Chart and figure data
>>>>>
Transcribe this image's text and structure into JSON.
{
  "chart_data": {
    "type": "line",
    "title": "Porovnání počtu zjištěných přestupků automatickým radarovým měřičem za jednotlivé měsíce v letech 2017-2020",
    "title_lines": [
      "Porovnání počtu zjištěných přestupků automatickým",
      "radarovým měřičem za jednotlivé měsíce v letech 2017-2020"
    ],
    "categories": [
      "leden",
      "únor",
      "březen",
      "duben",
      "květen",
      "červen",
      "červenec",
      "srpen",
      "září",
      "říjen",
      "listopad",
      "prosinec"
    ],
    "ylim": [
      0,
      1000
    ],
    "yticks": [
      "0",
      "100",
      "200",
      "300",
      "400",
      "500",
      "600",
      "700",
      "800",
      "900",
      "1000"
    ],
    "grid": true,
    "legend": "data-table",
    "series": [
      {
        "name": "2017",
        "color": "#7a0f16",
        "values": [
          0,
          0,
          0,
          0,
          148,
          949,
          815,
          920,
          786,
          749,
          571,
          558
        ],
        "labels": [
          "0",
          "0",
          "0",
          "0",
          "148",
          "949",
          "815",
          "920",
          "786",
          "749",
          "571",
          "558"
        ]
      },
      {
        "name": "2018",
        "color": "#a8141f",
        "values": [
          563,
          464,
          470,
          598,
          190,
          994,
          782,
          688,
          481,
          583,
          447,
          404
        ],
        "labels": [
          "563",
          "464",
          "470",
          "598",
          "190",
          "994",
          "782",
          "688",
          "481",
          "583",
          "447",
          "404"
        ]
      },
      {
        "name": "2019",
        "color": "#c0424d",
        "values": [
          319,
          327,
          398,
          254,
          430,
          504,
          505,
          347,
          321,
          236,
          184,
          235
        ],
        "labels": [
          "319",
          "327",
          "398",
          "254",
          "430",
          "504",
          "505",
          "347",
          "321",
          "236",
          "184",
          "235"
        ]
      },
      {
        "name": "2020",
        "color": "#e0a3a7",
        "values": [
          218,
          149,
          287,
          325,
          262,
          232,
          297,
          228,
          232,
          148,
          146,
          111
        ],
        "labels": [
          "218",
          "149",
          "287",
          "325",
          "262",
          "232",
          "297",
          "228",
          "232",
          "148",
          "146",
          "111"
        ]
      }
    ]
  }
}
<<<<<
Scan the lines for the string "měsíce". Pick out every line that has it.

▶ [EXERCISE RESPONSE]:
    "title": "Porovnání počtu zjištěných přestupků automatickým radarovým měřičem za jednotlivé měsíce v letech 2017-2020",
      "radarovým měřičem za jednotlivé měsíce v letech 2017-2020"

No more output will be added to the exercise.